* Begin Given data *
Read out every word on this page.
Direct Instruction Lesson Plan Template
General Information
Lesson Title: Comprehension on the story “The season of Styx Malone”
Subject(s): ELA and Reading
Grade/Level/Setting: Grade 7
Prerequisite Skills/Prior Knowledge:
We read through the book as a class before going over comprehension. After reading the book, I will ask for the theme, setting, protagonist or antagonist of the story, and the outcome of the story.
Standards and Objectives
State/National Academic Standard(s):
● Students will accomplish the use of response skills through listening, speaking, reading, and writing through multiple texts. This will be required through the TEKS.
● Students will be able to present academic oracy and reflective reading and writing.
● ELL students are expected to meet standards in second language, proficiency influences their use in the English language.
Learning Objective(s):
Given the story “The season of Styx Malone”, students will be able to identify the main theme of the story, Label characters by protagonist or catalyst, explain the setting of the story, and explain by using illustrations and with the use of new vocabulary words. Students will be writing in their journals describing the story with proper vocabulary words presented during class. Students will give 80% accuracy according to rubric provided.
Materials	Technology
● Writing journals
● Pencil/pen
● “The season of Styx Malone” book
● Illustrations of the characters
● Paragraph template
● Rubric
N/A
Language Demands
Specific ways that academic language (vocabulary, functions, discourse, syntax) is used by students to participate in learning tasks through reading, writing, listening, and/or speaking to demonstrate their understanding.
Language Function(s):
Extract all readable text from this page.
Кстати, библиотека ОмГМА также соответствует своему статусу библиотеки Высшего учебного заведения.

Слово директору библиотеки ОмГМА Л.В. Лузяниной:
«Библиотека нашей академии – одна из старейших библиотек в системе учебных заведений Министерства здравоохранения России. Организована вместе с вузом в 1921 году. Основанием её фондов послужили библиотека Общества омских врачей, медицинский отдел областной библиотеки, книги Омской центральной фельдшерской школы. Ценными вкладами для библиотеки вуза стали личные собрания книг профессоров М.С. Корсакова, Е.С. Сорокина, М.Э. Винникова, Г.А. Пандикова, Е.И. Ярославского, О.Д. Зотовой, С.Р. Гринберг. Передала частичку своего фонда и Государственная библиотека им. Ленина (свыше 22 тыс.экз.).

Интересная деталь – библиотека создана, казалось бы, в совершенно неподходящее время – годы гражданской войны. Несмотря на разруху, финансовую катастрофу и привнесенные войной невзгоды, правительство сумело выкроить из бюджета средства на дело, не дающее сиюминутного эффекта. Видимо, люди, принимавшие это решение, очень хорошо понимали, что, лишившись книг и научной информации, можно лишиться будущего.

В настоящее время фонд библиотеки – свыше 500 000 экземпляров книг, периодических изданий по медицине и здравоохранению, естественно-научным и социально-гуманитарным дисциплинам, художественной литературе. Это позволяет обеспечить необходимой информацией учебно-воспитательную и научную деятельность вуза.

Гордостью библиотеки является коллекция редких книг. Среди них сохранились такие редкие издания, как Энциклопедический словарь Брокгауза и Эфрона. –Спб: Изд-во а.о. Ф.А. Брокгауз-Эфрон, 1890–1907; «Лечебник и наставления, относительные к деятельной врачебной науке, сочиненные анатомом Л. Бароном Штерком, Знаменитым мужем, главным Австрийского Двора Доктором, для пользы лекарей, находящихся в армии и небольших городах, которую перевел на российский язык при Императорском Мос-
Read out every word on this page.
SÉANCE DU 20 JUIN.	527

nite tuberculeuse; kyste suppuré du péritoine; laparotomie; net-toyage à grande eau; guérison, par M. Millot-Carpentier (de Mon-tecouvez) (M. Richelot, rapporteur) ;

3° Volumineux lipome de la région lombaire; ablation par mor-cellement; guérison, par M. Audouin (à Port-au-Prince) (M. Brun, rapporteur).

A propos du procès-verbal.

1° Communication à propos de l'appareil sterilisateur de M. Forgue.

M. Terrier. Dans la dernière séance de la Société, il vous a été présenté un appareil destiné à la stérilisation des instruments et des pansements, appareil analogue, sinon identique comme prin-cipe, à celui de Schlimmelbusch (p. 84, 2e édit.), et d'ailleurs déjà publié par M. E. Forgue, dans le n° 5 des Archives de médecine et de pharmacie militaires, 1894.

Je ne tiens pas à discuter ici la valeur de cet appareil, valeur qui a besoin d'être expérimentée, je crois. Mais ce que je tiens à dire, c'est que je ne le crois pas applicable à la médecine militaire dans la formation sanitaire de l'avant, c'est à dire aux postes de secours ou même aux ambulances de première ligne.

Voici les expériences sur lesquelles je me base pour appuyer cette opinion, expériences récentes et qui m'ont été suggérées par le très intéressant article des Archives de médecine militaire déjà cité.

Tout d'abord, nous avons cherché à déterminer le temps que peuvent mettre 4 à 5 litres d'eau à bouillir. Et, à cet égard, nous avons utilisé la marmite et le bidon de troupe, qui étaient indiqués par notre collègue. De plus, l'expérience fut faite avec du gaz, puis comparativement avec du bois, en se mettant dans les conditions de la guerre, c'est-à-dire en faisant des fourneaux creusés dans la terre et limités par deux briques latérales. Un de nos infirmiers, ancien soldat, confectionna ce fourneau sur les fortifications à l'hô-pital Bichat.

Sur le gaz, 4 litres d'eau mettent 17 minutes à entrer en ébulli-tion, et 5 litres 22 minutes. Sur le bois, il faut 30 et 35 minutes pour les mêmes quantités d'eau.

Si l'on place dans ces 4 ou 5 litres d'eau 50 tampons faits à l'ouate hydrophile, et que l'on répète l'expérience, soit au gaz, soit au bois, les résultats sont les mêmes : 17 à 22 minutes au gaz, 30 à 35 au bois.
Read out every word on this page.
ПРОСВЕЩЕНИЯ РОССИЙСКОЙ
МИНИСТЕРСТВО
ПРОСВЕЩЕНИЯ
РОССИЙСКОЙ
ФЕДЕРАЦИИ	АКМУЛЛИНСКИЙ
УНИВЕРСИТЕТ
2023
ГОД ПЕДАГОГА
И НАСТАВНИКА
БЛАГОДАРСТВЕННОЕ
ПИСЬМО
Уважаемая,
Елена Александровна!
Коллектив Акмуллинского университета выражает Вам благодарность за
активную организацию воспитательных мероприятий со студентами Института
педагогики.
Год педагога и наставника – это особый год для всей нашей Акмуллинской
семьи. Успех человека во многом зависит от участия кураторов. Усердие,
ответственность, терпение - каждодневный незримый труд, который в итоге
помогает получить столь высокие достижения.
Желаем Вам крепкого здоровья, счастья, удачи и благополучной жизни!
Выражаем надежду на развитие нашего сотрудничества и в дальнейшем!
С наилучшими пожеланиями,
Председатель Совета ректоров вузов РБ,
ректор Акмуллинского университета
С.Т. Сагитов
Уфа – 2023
* End Given data *
● Problem description: Word for word, quote all of the data above.

● Finished task:
Read out every word on this page.
Direct Instruction Lesson Plan Template
General Information
Lesson Title: Comprehension on the story “The season of Styx Malone”
Subject(s): ELA and Reading
Grade/Level/Setting: Grade 7
Prerequisite Skills/Prior Knowledge:
We read through the book as a class before going over comprehension. After reading the book, I will ask for the theme, setting, protagonist or antagonist of the story, and the outcome of the story.
Standards and Objectives
State/National Academic Standard(s):
● Students will accomplish the use of response skills through listening, speaking, reading, and writing through multiple texts. This will be required through the TEKS.
● Students will be able to present academic oracy and reflective reading and writing.
● ELL students are expected to meet standards in second language, proficiency influences their use in the English language.
Learning Objective(s):
Given the story “The season of Styx Malone”, students will be able to identify the main theme of the story, Label characters by protagonist or catalyst, explain the setting of the story, and explain by using illustrations and with the use of new vocabulary words. Students will be writing in their journals describing the story with proper vocabulary words presented during class. Students will give 80% accuracy according to rubric provided.
Materials	Technology
● Writing journals
● Pencil/pen
● “The season of Styx Malone” book
● Illustrations of the characters
● Paragraph template
● Rubric
N/A
Language Demands
Specific ways that academic language (vocabulary, functions, discourse, syntax) is used by students to participate in learning tasks through reading, writing, listening, and/or speaking to demonstrate their understanding.
Language Function(s):
Extract all readable text from this page.
Кстати, библиотека ОмГМА также соответствует своему статусу библиотеки Высшего учебного заведения.

Слово директору библиотеки ОмГМА Л.В. Лузяниной:
«Библиотека нашей академии – одна из старейших библиотек в системе учебных заведений Министерства здравоохранения России. Организована вместе с вузом в 1921 году. Основанием её фондов послужили библиотека Общества омских врачей, медицинский отдел областной библиотеки, книги Омской центральной фельдшерской школы. Ценными вкладами для библиотеки вуза стали личные собрания книг профессоров М.С. Корсакова, Е.С. Сорокина, М.Э. Винникова, Г.А. Пандикова, Е.И. Ярославского, О.Д. Зотовой, С.Р. Гринберг. Передала частичку своего фонда и Государственная библиотека им. Ленина (свыше 22 тыс.экз.).

Интересная деталь – библиотека создана, казалось бы, в совершенно неподходящее время – годы гражданской войны. Несмотря на разруху, финансовую катастрофу и привнесенные войной невзгоды, правительство сумело выкроить из бюджета средства на дело, не дающее сиюминутного эффекта. Видимо, люди, принимавшие это решение, очень хорошо понимали, что, лишившись книг и научной информации, можно лишиться будущего.

В настоящее время фонд библиотеки – свыше 500 000 экземпляров книг, периодических изданий по медицине и здравоохранению, естественно-научным и социально-гуманитарным дисциплинам, художественной литературе. Это позволяет обеспечить необходимой информацией учебно-воспитательную и научную деятельность вуза.

Гордостью библиотеки является коллекция редких книг. Среди них сохранились такие редкие издания, как Энциклопедический словарь Брокгауза и Эфрона. –Спб: Изд-во а.о. Ф.А. Брокгауз-Эфрон, 1890–1907; «Лечебник и наставления, относительные к деятельной врачебной науке, сочиненные анатомом Л. Бароном Штерком, Знаменитым мужем, главным Австрийского Двора Доктором, для пользы лекарей, находящихся в армии и небольших городах, которую перевел на российский язык при Императорском Мос-
Read out every word on this page.
SÉANCE DU 20 JUIN.	527

nite tuberculeuse; kyste suppuré du péritoine; laparotomie; net-toyage à grande eau; guérison, par M. Millot-Carpentier (de Mon-tecouvez) (M. Richelot, rapporteur) ;

3° Volumineux lipome de la région lombaire; ablation par mor-cellement; guérison, par M. Audouin (à Port-au-Prince) (M. Brun, rapporteur).

A propos du procès-verbal.

1° Communication à propos de l'appareil sterilisateur de M. Forgue.

M. Terrier. Dans la dernière séance de la Société, il vous a été présenté un appareil destiné à la stérilisation des instruments et des pansements, appareil analogue, sinon identique comme prin-cipe, à celui de Schlimmelbusch (p. 84, 2e édit.), et d'ailleurs déjà publié par M. E. Forgue, dans le n° 5 des Archives de médecine et de pharmacie militaires, 1894.

Je ne tiens pas à discuter ici la valeur de cet appareil, valeur qui a besoin d'être expérimentée, je crois. Mais ce que je tiens à dire, c'est que je ne le crois pas applicable à la médecine militaire dans la formation sanitaire de l'avant, c'est à dire aux postes de secours ou même aux ambulances de première ligne.

Voici les expériences sur lesquelles je me base pour appuyer cette opinion, expériences récentes et qui m'ont été suggérées par le très intéressant article des Archives de médecine militaire déjà cité.

Tout d'abord, nous avons cherché à déterminer le temps que peuvent mettre 4 à 5 litres d'eau à bouillir. Et, à cet égard, nous avons utilisé la marmite et le bidon de troupe, qui étaient indiqués par notre collègue. De plus, l'expérience fut faite avec du gaz, puis comparativement avec du bois, en se mettant dans les conditions de la guerre, c'est-à-dire en faisant des fourneaux creusés dans la terre et limités par deux briques latérales. Un de nos infirmiers, ancien soldat, confectionna ce fourneau sur les fortifications à l'hô-pital Bichat.

Sur le gaz, 4 litres d'eau mettent 17 minutes à entrer en ébulli-tion, et 5 litres 22 minutes. Sur le bois, il faut 30 et 35 minutes pour les mêmes quantités d'eau.

Si l'on place dans ces 4 ou 5 litres d'eau 50 tampons faits à l'ouate hydrophile, et que l'on répète l'expérience, soit au gaz, soit au bois, les résultats sont les mêmes : 17 à 22 minutes au gaz, 30 à 35 au bois.
Read out every word on this page.
ПРОСВЕЩЕНИЯ РОССИЙСКОЙ
МИНИСТЕРСТВО
ПРОСВЕЩЕНИЯ
РОССИЙСКОЙ
ФЕДЕРАЦИИ	АКМУЛЛИНСКИЙ
УНИВЕРСИТЕТ
2023
ГОД ПЕДАГОГА
И НАСТАВНИКА
БЛАГОДАРСТВЕННОЕ
ПИСЬМО
Уважаемая,
Елена Александровна!
Коллектив Акмуллинского университета выражает Вам благодарность за
активную организацию воспитательных мероприятий со студентами Института
педагогики.
Год педагога и наставника – это особый год для всей нашей Акмуллинской
семьи. Успех человека во многом зависит от участия кураторов. Усердие,
ответственность, терпение - каждодневный незримый труд, который в итоге
помогает получить столь высокие достижения.
Желаем Вам крепкого здоровья, счастья, удачи и благополучной жизни!
Выражаем надежду на развитие нашего сотрудничества и в дальнейшем!
С наилучшими пожеланиями,
Председатель Совета ректоров вузов РБ,
ректор Акмуллинского университета
С.Т. Сагитов
Уфа – 2023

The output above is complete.